2025年9月29日月曜日

抗菌薬(抗生物質)の適正使用について〜かぜに抗菌薬は不要です〜

<「抗菌薬(抗生物質)」はかぜに効果がありますか?>


 かぜの大半はウイルス感染によるものです。ウイルスは細菌よりはるかに小さく、構造や性質も大きく異なります。抗菌薬(抗生物質)はあくまで細菌に作用する薬であり、ウイルスには効果がありません。かぜに対して抗菌薬を服用しても治癒を早めることはなく、症状も軽くならないのです。むしろ、副作用として発疹や下痢などのリスクがあり、抗菌薬の不要な服用は体に負担をかけます。

 にもかかわらず、かぜに対して抗菌薬の処方を希望する患者さんは今も少なくなく、その背景には過去の経験に基づく誤認が影響していると考えられます。例えば、かぜの症状が出て数日間市販薬を飲んでも症状が良くならず、病院を受診して処方された抗菌薬を服用したところすぐに症状が改善した──というケースなどです。これは、自然経過でかぜが治るタイミングと重なっただけで、「抗菌薬が効いた」わけではありません。医師が患者さんの希望に配慮して抗菌薬を処方する場合もありますが、本来は医学的な必要性を慎重に見極めるべきです。

 ただし、かぜに似た症状でも高熱が出る細菌性扁桃腺や、黄色や緑色の鼻水が持続する急性副鼻腔炎などは細菌性の病気であるため、抗菌薬が有効です。

**データ抜粋:**
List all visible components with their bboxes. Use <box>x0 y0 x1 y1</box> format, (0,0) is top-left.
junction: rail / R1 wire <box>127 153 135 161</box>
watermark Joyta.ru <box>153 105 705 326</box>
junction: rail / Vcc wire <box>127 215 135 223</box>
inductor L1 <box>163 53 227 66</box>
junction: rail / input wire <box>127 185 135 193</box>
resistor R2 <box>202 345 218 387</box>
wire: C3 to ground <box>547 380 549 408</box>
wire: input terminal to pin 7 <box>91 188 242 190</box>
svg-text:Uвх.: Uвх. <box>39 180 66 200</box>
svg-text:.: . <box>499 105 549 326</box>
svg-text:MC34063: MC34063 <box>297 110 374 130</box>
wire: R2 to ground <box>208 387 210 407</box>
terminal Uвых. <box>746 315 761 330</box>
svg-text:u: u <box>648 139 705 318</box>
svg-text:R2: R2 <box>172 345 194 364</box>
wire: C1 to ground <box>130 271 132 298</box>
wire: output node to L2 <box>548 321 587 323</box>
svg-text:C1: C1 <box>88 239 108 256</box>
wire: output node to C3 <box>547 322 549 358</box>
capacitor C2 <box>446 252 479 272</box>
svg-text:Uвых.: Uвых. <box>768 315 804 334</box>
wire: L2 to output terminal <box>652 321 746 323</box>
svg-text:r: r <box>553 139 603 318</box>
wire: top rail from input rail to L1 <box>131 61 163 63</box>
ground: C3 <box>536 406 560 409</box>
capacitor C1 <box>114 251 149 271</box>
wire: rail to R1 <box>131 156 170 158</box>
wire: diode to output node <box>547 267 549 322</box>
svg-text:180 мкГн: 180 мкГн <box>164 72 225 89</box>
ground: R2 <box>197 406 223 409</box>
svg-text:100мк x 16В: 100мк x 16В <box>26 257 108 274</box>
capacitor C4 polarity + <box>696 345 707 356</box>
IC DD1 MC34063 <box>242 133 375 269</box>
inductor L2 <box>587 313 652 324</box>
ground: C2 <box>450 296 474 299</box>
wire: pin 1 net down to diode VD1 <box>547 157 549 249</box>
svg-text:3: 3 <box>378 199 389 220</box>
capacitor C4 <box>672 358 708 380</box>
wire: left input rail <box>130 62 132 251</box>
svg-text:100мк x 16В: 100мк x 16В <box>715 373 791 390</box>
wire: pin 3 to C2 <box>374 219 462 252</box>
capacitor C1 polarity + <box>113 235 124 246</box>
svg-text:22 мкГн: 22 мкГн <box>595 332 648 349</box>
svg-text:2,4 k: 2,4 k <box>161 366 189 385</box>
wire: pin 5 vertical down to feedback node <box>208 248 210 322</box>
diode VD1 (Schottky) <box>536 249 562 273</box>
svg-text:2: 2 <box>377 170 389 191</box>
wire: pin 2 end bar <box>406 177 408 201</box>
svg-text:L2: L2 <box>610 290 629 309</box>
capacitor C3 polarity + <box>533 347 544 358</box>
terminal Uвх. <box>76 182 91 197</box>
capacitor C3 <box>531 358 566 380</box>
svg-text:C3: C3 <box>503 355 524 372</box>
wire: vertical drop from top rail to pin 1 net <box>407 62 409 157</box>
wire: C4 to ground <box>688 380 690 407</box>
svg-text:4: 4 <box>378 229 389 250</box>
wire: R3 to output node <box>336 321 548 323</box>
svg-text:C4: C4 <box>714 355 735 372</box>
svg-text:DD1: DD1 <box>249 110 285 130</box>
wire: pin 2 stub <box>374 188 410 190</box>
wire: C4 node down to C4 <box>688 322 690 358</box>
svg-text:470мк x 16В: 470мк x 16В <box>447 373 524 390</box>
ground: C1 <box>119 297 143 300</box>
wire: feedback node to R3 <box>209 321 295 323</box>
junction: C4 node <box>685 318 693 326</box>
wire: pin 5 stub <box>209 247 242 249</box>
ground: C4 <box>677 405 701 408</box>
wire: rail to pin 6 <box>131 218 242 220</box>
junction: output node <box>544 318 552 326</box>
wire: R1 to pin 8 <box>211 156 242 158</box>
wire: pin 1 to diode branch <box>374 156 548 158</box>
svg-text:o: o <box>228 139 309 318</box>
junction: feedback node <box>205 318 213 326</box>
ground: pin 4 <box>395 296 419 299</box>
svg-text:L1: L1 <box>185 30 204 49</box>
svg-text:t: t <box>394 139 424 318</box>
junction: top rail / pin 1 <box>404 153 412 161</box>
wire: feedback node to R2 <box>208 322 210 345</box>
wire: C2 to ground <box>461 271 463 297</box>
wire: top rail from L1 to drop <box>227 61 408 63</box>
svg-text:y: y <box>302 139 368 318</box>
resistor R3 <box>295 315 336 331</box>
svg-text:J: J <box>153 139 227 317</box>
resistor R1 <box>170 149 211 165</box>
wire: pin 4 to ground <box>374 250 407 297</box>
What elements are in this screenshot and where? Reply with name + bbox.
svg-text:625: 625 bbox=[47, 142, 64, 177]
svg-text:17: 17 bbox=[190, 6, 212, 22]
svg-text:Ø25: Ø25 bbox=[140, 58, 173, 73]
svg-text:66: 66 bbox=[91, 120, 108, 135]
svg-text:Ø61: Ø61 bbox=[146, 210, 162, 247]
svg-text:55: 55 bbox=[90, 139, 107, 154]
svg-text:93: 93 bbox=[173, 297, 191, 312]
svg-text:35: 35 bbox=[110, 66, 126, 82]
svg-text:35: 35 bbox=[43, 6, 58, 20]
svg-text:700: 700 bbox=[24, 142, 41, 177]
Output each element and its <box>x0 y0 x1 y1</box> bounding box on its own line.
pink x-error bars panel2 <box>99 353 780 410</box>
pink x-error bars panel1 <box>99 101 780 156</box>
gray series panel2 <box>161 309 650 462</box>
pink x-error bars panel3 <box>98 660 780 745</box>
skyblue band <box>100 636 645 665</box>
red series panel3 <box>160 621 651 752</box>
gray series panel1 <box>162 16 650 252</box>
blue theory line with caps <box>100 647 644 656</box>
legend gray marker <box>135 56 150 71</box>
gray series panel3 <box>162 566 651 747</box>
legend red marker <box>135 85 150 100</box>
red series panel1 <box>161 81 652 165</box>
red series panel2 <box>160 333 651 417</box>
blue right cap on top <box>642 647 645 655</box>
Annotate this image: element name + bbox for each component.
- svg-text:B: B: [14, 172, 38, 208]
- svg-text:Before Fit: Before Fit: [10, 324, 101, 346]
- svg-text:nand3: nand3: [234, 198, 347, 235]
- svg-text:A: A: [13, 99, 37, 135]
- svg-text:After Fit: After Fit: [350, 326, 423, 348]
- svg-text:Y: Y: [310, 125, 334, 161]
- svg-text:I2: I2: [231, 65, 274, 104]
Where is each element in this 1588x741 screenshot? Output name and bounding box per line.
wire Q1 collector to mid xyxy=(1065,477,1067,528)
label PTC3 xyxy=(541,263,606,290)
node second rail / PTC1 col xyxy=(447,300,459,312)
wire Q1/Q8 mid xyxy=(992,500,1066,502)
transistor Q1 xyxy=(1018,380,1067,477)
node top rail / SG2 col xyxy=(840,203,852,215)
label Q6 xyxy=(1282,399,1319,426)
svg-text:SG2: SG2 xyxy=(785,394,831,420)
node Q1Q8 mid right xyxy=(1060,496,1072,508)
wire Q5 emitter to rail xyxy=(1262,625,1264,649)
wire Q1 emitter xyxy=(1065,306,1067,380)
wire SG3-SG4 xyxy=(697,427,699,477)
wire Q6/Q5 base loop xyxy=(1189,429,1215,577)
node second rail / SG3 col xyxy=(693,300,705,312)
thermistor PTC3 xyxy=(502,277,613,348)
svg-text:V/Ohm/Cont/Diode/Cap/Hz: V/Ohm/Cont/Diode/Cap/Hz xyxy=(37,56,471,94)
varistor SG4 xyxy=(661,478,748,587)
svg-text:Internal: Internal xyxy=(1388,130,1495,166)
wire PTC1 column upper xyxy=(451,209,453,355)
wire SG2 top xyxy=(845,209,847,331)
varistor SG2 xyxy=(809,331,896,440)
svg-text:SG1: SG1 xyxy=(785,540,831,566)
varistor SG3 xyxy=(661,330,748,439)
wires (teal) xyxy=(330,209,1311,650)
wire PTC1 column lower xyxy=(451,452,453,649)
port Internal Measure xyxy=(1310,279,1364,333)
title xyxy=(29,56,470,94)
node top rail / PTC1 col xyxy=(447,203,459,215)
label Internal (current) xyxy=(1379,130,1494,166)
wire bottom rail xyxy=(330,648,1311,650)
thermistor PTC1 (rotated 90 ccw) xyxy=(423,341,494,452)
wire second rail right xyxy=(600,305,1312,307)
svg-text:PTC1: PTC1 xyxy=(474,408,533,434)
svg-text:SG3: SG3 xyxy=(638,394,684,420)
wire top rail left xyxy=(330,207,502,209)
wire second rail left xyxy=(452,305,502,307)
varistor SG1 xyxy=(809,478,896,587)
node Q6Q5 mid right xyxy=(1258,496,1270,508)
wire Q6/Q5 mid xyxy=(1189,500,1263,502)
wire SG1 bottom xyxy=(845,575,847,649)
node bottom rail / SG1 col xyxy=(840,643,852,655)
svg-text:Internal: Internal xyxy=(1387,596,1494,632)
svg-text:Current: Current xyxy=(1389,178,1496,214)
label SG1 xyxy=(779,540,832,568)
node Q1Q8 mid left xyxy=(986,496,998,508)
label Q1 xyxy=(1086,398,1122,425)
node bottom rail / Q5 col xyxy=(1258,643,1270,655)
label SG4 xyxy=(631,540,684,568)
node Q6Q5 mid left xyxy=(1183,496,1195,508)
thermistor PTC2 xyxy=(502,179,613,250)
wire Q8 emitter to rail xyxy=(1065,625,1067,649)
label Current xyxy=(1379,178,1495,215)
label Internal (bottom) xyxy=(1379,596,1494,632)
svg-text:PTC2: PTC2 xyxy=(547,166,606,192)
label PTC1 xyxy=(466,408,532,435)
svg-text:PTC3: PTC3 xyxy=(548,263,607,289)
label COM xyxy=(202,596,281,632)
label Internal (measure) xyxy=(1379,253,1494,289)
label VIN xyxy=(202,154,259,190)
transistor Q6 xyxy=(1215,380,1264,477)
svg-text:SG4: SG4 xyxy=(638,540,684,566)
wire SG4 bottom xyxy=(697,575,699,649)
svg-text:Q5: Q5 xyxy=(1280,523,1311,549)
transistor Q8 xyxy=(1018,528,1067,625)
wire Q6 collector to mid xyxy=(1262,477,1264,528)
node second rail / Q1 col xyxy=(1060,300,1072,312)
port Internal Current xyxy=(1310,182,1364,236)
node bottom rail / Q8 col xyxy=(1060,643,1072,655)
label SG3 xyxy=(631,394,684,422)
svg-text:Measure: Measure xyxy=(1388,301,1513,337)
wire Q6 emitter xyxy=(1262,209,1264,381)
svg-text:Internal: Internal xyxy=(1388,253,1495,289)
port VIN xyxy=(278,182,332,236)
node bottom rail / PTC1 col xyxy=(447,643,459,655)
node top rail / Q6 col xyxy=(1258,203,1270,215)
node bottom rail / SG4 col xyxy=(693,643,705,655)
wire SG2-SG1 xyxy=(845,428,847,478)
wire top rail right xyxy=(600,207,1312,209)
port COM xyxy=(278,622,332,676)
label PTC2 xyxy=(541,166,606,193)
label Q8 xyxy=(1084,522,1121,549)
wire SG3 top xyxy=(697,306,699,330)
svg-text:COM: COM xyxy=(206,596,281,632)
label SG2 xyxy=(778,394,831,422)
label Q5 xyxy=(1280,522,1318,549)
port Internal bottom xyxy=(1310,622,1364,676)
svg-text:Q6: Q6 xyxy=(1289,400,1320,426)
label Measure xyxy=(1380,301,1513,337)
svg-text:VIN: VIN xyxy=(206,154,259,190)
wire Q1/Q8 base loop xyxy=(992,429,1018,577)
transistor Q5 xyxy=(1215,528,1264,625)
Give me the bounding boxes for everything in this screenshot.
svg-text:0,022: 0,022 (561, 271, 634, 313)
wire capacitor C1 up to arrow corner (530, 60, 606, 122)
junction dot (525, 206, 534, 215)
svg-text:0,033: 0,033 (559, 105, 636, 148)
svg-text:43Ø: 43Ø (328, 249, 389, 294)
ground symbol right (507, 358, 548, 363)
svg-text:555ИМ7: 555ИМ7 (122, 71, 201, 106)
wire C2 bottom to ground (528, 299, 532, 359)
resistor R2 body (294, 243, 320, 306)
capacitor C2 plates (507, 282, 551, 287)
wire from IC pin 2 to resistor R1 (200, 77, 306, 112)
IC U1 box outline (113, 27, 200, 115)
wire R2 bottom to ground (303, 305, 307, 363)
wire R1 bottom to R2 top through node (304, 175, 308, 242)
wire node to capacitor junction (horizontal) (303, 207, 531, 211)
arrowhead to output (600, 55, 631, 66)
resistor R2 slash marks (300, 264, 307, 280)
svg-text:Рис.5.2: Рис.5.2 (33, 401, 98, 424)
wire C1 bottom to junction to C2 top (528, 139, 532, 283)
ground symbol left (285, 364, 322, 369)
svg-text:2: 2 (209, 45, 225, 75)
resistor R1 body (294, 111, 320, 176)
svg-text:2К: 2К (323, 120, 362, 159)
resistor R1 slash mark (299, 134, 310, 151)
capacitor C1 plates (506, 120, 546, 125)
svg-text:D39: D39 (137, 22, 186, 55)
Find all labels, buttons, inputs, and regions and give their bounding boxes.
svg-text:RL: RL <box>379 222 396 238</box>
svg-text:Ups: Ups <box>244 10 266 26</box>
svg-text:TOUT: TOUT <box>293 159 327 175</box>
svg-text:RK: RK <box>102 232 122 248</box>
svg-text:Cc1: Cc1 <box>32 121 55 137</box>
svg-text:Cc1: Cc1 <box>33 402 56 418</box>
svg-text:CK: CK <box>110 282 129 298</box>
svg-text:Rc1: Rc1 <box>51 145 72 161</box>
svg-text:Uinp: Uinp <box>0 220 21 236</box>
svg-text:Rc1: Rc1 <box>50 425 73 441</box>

**依頼内容 1:**
抗菌薬の適正使用に関する文章では、抗菌薬を不要に服用した場合の副作用として何が挙げられていますか?
**依頼内容 2:**
抗菌薬の適正使用に関する文章を、最後の文の後から書き継いでください。

**記述回答 1:**
発疹や下痢などです。

**記述回答 2:**
<薬剤耐性という言葉を聞いたことがありますが、どういう意味ですか>


 薬剤耐性とは、細菌に対して抗菌薬が効かなくなることです。細菌は、生き残るために薬に抵抗する仕組みを獲得し、抗菌薬が効かない「耐性菌」へと変化していきます。抗菌薬を不適切に繰り返し使用すると、耐性菌が増加し、その人個人の体内だけでなく、家庭内や医療現場、さらには社会全体へと広がり、公衆衛生上の大きな問題となります。耐性菌の増加によって、さまざまな感染症が従来の抗菌薬では治らなくなり、重症化や死亡のリスクが高まるのです。

 世界保健機関(WHO)は、2050年には薬剤耐性によって年間1000万人が命を落とす可能性があると警告しています。将来的には、がんによる死亡者数を上回る可能性があるともいわれており、世界的に対策が急がれています。

 抗菌薬を将来にわたって効果的に使い続けるためには、医学的根拠に基づき正しく使用する必要があり、そのためには医師と患者さんとが抗菌剤についての理解を共有していくことが重要です。